>>

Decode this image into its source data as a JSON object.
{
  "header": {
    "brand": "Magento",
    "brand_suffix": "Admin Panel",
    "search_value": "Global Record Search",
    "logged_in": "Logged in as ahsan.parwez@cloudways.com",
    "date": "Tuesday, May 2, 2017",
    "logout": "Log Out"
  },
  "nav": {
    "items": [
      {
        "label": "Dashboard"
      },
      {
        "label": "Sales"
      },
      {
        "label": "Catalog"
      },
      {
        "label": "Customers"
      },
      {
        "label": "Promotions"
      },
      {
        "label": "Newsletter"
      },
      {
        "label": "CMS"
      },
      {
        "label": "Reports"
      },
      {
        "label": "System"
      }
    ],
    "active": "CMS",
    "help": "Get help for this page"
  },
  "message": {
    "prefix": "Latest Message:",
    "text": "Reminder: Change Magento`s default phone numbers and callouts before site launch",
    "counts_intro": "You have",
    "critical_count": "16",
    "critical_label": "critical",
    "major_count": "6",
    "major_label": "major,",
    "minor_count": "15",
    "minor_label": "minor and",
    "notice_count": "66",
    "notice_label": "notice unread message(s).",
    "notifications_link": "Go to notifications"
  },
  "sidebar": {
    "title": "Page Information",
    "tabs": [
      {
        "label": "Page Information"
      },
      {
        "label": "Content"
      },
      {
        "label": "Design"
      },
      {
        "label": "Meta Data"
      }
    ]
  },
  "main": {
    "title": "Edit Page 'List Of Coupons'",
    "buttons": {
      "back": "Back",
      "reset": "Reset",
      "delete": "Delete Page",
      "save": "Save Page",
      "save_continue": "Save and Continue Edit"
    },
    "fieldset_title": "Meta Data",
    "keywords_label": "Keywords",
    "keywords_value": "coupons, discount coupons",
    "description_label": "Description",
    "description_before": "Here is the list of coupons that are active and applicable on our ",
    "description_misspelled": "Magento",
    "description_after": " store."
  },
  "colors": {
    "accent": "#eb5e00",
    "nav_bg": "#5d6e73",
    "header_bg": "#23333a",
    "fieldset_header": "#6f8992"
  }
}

<<

* Your objective *
Only a number is wanted: how many lines of the data above contain "Edit"?

* Result for this exercise *
2